Items from a data source:
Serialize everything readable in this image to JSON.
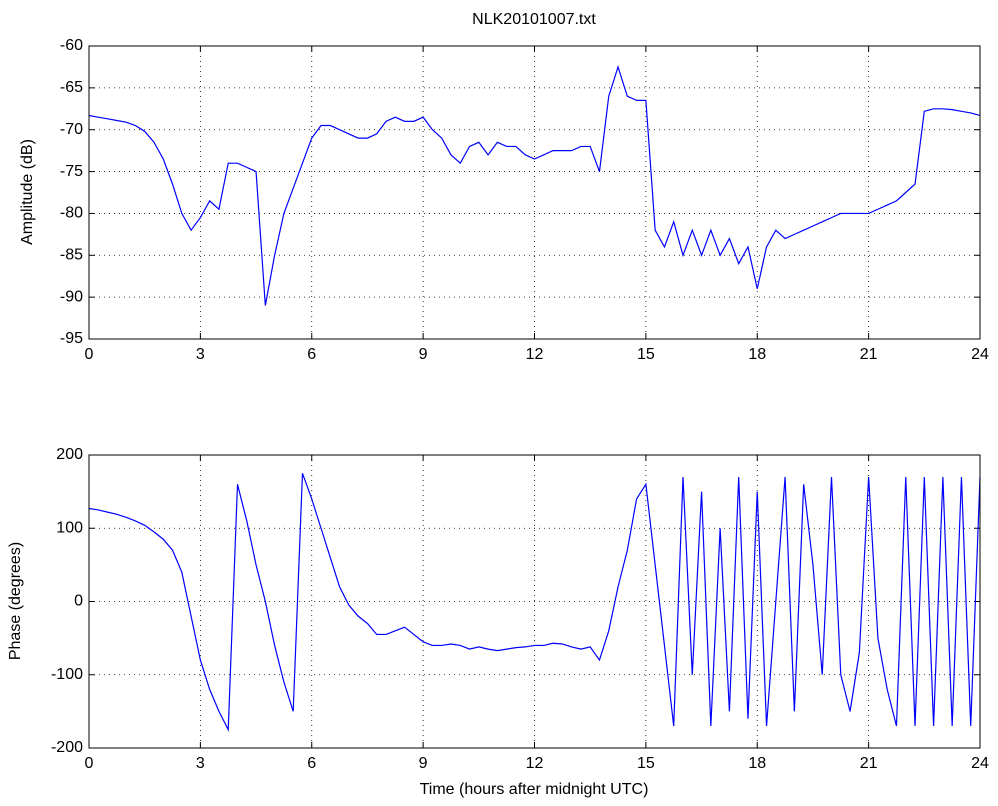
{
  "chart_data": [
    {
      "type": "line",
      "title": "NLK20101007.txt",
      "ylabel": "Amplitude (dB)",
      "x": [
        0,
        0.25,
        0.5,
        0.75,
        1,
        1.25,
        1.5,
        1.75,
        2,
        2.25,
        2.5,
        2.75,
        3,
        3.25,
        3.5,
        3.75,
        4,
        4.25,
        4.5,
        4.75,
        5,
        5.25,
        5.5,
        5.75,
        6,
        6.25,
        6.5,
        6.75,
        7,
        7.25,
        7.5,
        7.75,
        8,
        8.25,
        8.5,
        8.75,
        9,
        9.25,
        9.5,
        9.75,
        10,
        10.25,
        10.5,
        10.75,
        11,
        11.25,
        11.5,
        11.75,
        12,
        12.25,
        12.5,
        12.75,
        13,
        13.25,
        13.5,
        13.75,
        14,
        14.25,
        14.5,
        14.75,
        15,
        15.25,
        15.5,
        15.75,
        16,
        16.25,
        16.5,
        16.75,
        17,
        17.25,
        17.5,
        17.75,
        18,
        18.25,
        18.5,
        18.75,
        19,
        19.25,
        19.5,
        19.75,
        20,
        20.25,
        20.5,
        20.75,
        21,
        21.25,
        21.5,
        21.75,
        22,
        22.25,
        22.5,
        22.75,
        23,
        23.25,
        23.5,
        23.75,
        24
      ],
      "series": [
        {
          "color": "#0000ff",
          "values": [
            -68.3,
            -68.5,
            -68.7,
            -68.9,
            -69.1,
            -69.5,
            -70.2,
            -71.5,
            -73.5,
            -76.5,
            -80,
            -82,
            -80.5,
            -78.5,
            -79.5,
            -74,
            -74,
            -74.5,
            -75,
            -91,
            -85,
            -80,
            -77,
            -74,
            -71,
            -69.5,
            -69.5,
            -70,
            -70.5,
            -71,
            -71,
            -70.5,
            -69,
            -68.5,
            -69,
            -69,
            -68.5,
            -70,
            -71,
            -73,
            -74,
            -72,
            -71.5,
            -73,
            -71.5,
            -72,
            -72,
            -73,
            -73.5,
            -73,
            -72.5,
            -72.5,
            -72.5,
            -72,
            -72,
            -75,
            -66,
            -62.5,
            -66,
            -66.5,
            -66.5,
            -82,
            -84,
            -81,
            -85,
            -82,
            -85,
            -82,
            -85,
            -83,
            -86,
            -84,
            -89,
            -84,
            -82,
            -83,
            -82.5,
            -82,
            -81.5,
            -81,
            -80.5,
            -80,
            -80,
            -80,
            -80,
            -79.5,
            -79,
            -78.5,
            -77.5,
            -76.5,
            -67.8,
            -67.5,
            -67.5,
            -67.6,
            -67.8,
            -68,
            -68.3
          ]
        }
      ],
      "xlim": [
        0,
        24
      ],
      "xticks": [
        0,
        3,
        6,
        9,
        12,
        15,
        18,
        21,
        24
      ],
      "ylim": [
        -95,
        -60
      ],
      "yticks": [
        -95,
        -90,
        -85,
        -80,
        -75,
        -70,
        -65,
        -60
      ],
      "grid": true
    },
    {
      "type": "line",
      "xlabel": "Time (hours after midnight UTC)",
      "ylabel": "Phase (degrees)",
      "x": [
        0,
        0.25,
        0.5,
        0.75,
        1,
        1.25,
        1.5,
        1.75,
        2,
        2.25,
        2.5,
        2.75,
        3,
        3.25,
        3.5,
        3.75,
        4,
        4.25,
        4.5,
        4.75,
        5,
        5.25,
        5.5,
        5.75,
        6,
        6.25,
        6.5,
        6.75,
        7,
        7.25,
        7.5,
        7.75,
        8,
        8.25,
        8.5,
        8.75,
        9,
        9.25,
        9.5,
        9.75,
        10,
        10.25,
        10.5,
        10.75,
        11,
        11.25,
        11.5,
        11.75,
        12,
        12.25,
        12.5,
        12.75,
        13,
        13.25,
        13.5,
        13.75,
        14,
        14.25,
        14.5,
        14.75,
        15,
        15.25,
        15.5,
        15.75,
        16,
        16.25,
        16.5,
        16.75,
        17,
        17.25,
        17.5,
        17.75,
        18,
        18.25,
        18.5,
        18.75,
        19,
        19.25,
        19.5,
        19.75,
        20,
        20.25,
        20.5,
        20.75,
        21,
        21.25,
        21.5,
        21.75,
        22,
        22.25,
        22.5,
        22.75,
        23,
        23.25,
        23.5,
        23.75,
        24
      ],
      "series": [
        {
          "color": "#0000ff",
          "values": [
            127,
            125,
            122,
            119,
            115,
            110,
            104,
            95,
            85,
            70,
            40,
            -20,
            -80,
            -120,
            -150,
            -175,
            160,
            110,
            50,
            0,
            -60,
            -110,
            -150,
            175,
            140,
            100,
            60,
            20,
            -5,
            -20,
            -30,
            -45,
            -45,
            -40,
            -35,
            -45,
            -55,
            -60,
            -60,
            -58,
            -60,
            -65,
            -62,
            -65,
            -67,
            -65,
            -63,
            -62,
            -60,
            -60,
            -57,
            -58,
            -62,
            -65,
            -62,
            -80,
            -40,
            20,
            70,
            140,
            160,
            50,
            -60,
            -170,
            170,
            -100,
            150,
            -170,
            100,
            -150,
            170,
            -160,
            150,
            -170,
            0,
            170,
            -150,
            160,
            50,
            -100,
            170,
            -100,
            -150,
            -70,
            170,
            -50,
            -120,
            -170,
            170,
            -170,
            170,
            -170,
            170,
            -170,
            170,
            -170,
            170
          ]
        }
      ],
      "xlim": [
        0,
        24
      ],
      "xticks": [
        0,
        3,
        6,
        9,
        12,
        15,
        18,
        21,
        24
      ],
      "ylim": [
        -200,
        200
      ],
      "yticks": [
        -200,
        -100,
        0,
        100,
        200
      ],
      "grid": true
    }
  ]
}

---

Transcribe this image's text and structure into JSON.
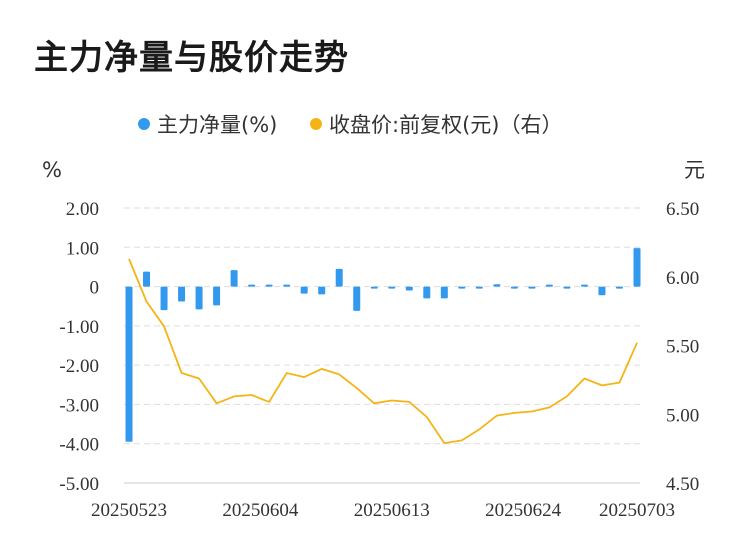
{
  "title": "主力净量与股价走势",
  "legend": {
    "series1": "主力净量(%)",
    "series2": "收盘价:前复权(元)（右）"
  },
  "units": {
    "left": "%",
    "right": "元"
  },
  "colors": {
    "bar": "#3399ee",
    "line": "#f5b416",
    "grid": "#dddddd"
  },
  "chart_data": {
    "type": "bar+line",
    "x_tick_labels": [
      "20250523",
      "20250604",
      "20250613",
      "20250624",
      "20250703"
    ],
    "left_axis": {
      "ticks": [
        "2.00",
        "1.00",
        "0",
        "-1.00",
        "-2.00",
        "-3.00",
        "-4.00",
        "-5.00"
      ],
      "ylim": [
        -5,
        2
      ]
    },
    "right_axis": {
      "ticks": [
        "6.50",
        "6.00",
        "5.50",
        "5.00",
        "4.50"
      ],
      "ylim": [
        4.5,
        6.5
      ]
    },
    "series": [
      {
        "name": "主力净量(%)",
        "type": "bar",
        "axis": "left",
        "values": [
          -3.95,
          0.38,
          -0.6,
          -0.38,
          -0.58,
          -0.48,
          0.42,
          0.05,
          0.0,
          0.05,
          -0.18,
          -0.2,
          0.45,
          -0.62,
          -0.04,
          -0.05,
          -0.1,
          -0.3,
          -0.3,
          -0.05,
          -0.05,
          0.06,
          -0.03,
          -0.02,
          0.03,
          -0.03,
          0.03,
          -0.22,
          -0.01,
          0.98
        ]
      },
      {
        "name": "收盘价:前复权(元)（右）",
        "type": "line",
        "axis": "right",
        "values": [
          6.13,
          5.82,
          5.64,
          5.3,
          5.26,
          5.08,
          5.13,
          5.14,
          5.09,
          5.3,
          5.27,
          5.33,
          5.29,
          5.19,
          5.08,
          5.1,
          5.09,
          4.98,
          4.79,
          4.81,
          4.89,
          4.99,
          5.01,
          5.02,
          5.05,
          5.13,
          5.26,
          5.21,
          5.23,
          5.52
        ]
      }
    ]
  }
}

--

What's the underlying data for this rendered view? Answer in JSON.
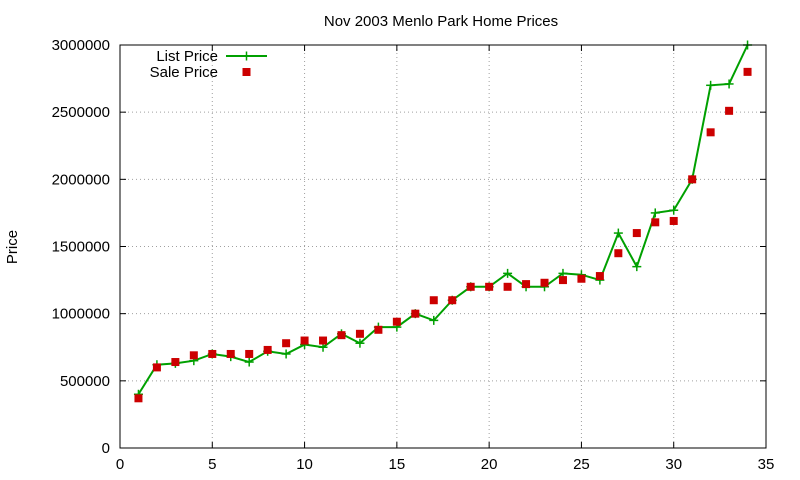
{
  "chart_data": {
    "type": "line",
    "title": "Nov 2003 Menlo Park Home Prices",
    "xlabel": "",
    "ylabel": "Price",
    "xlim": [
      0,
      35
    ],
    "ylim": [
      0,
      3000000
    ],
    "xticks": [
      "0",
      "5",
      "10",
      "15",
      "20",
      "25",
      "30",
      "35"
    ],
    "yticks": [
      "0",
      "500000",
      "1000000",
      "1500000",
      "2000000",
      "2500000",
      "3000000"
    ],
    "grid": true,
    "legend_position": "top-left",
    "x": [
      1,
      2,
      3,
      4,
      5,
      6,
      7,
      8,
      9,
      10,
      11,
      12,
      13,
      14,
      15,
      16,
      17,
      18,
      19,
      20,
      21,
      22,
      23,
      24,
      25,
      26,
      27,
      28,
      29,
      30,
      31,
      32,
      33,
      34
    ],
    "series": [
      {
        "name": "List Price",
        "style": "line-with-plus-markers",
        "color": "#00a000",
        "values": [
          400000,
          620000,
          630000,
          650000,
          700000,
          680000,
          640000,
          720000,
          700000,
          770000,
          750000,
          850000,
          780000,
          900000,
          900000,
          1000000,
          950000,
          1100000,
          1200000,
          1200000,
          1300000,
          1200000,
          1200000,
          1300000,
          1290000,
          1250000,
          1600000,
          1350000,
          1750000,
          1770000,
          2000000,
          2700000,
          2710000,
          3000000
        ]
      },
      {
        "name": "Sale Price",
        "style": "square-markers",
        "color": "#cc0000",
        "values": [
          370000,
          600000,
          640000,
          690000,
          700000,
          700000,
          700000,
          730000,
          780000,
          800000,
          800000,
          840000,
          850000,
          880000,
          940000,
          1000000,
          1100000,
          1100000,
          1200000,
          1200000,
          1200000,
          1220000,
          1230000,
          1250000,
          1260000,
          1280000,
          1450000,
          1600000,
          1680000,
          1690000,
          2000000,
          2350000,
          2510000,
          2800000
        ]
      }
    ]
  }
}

EXERCISE TASK:
Determine the count of lines in the data above with the string "xlabel" in them, and give that count alone.

CORRECT ANSWER:
2